## START
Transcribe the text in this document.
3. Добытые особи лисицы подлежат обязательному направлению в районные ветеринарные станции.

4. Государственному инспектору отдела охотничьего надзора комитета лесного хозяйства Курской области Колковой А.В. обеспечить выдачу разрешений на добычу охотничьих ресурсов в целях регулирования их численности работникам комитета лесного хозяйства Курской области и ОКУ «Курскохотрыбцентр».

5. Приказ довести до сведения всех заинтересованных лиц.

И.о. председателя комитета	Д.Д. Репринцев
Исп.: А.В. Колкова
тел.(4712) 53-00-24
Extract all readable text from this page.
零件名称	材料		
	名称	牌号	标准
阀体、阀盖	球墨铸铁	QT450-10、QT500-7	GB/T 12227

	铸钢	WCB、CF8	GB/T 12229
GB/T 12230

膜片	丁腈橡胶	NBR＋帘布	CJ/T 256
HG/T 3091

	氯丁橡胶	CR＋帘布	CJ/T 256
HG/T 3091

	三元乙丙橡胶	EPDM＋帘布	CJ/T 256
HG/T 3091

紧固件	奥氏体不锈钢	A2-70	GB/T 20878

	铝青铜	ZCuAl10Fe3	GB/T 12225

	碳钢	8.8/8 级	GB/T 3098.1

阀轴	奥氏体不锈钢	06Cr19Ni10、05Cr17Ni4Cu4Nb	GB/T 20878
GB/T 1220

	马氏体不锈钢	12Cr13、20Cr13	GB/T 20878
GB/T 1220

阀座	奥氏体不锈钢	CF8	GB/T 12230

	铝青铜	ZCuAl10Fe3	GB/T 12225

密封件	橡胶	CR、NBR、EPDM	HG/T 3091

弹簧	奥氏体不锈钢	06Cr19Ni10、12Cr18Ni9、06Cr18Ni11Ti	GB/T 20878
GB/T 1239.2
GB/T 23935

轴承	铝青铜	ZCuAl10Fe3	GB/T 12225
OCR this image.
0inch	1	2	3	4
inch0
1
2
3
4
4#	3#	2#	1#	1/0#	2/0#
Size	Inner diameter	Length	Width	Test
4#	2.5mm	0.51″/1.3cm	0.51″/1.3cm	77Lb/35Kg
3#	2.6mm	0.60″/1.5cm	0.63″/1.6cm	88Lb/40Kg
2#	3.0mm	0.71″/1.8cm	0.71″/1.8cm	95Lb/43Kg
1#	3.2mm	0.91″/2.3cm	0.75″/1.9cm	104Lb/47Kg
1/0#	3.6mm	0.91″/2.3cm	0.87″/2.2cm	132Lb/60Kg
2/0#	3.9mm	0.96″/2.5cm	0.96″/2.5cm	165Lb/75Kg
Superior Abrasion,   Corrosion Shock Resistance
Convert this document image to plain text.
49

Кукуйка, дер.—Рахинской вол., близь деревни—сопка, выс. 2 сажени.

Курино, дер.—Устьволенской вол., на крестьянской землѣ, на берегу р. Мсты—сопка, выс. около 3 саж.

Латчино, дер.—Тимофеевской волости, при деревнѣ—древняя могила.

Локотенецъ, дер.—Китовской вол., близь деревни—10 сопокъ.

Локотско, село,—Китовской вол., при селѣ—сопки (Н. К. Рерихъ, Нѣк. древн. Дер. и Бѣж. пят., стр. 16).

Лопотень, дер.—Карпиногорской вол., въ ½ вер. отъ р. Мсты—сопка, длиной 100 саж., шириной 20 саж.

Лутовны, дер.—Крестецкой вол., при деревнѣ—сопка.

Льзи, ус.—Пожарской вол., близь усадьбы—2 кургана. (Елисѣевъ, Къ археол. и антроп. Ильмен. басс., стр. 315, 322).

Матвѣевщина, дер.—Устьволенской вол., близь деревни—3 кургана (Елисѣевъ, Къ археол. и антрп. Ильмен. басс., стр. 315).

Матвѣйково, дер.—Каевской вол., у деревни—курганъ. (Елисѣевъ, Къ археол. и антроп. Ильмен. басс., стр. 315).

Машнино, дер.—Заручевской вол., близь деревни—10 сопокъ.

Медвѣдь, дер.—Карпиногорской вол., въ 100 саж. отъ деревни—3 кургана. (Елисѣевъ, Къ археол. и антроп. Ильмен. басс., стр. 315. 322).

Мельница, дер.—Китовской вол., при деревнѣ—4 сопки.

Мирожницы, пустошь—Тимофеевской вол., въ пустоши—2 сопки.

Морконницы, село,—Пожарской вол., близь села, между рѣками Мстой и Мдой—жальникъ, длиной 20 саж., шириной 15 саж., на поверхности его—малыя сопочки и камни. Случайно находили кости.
## END
• [WHAT IS EXPECTED]: Each entry above is to be set down again in exactly the same words.

• [ANSWER TO THE EXERCISE]:
Transcribe the text in this document.
3. Добытые особи лисицы подлежат обязательному направлению в районные ветеринарные станции.

4. Государственному инспектору отдела охотничьего надзора комитета лесного хозяйства Курской области Колковой А.В. обеспечить выдачу разрешений на добычу охотничьих ресурсов в целях регулирования их численности работникам комитета лесного хозяйства Курской области и ОКУ «Курскохотрыбцентр».

5. Приказ довести до сведения всех заинтересованных лиц.

И.о. председателя комитета	Д.Д. Репринцев
Исп.: А.В. Колкова
тел.(4712) 53-00-24
Extract all readable text from this page.
零件名称	材料		
	名称	牌号	标准
阀体、阀盖	球墨铸铁	QT450-10、QT500-7	GB/T 12227

	铸钢	WCB、CF8	GB/T 12229
GB/T 12230

膜片	丁腈橡胶	NBR＋帘布	CJ/T 256
HG/T 3091

	氯丁橡胶	CR＋帘布	CJ/T 256
HG/T 3091

	三元乙丙橡胶	EPDM＋帘布	CJ/T 256
HG/T 3091

紧固件	奥氏体不锈钢	A2-70	GB/T 20878

	铝青铜	ZCuAl10Fe3	GB/T 12225

	碳钢	8.8/8 级	GB/T 3098.1

阀轴	奥氏体不锈钢	06Cr19Ni10、05Cr17Ni4Cu4Nb	GB/T 20878
GB/T 1220

	马氏体不锈钢	12Cr13、20Cr13	GB/T 20878
GB/T 1220

阀座	奥氏体不锈钢	CF8	GB/T 12230

	铝青铜	ZCuAl10Fe3	GB/T 12225

密封件	橡胶	CR、NBR、EPDM	HG/T 3091

弹簧	奥氏体不锈钢	06Cr19Ni10、12Cr18Ni9、06Cr18Ni11Ti	GB/T 20878
GB/T 1239.2
GB/T 23935

轴承	铝青铜	ZCuAl10Fe3	GB/T 12225
OCR this image.
0inch	1	2	3	4
inch0
1
2
3
4
4#	3#	2#	1#	1/0#	2/0#
Size	Inner diameter	Length	Width	Test
4#	2.5mm	0.51″/1.3cm	0.51″/1.3cm	77Lb/35Kg
3#	2.6mm	0.60″/1.5cm	0.63″/1.6cm	88Lb/40Kg
2#	3.0mm	0.71″/1.8cm	0.71″/1.8cm	95Lb/43Kg
1#	3.2mm	0.91″/2.3cm	0.75″/1.9cm	104Lb/47Kg
1/0#	3.6mm	0.91″/2.3cm	0.87″/2.2cm	132Lb/60Kg
2/0#	3.9mm	0.96″/2.5cm	0.96″/2.5cm	165Lb/75Kg
Superior Abrasion,   Corrosion Shock Resistance
Convert this document image to plain text.
49

Кукуйка, дер.—Рахинской вол., близь деревни—сопка, выс. 2 сажени.

Курино, дер.—Устьволенской вол., на крестьянской землѣ, на берегу р. Мсты—сопка, выс. около 3 саж.

Латчино, дер.—Тимофеевской волости, при деревнѣ—древняя могила.

Локотенецъ, дер.—Китовской вол., близь деревни—10 сопокъ.

Локотско, село,—Китовской вол., при селѣ—сопки (Н. К. Рерихъ, Нѣк. древн. Дер. и Бѣж. пят., стр. 16).

Лопотень, дер.—Карпиногорской вол., въ ½ вер. отъ р. Мсты—сопка, длиной 100 саж., шириной 20 саж.

Лутовны, дер.—Крестецкой вол., при деревнѣ—сопка.

Льзи, ус.—Пожарской вол., близь усадьбы—2 кургана. (Елисѣевъ, Къ археол. и антроп. Ильмен. басс., стр. 315, 322).

Матвѣевщина, дер.—Устьволенской вол., близь деревни—3 кургана (Елисѣевъ, Къ археол. и антрп. Ильмен. басс., стр. 315).

Матвѣйково, дер.—Каевской вол., у деревни—курганъ. (Елисѣевъ, Къ археол. и антроп. Ильмен. басс., стр. 315).

Машнино, дер.—Заручевской вол., близь деревни—10 сопокъ.

Медвѣдь, дер.—Карпиногорской вол., въ 100 саж. отъ деревни—3 кургана. (Елисѣевъ, Къ археол. и антроп. Ильмен. басс., стр. 315. 322).

Мельница, дер.—Китовской вол., при деревнѣ—4 сопки.

Мирожницы, пустошь—Тимофеевской вол., въ пустоши—2 сопки.

Морконницы, село,—Пожарской вол., близь села, между рѣками Мстой и Мдой—жальникъ, длиной 20 саж., шириной 15 саж., на поверхности его—малыя сопочки и камни. Случайно находили кости.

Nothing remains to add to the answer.